Give a verbatim quotation of every record.

— START OF EXCERPTED DATA —

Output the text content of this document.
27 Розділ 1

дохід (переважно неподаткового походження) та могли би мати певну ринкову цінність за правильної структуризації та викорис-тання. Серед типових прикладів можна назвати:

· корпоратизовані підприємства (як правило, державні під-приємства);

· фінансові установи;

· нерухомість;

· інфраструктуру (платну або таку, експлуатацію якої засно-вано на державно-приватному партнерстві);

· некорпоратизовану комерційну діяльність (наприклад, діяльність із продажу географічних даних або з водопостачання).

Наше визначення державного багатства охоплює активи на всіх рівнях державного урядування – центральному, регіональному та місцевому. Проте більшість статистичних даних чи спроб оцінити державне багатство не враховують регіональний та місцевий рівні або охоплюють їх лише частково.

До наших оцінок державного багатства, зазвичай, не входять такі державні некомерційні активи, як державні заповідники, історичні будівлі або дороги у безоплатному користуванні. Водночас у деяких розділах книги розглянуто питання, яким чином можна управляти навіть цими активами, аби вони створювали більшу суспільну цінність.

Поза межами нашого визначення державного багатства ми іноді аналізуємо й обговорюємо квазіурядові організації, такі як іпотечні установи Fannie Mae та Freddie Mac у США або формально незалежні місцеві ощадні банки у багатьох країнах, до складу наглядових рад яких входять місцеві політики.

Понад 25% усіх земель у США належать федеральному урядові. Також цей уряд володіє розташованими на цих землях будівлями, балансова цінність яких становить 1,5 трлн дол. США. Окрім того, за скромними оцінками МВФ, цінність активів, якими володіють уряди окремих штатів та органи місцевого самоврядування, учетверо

— END OF EXCERPTED DATA —

■ **COMPLETE ANSWER**
Output the text content of this document.
27 Розділ 1

дохід (переважно неподаткового походження) та могли би мати певну ринкову цінність за правильної структуризації та викорис-тання. Серед типових прикладів можна назвати:

· корпоратизовані підприємства (як правило, державні під-приємства);

· фінансові установи;

· нерухомість;

· інфраструктуру (платну або таку, експлуатацію якої засно-вано на державно-приватному партнерстві);

· некорпоратизовану комерційну діяльність (наприклад, діяльність із продажу географічних даних або з водопостачання).

Наше визначення державного багатства охоплює активи на всіх рівнях державного урядування – центральному, регіональному та місцевому. Проте більшість статистичних даних чи спроб оцінити державне багатство не враховують регіональний та місцевий рівні або охоплюють їх лише частково.

До наших оцінок державного багатства, зазвичай, не входять такі державні некомерційні активи, як державні заповідники, історичні будівлі або дороги у безоплатному користуванні. Водночас у деяких розділах книги розглянуто питання, яким чином можна управляти навіть цими активами, аби вони створювали більшу суспільну цінність.

Поза межами нашого визначення державного багатства ми іноді аналізуємо й обговорюємо квазіурядові організації, такі як іпотечні установи Fannie Mae та Freddie Mac у США або формально незалежні місцеві ощадні банки у багатьох країнах, до складу наглядових рад яких входять місцеві політики.

Понад 25% усіх земель у США належать федеральному урядові. Також цей уряд володіє розташованими на цих землях будівлями, балансова цінність яких становить 1,5 трлн дол. США. Окрім того, за скромними оцінками МВФ, цінність активів, якими володіють уряди окремих штатів та органи місцевого самоврядування, учетверо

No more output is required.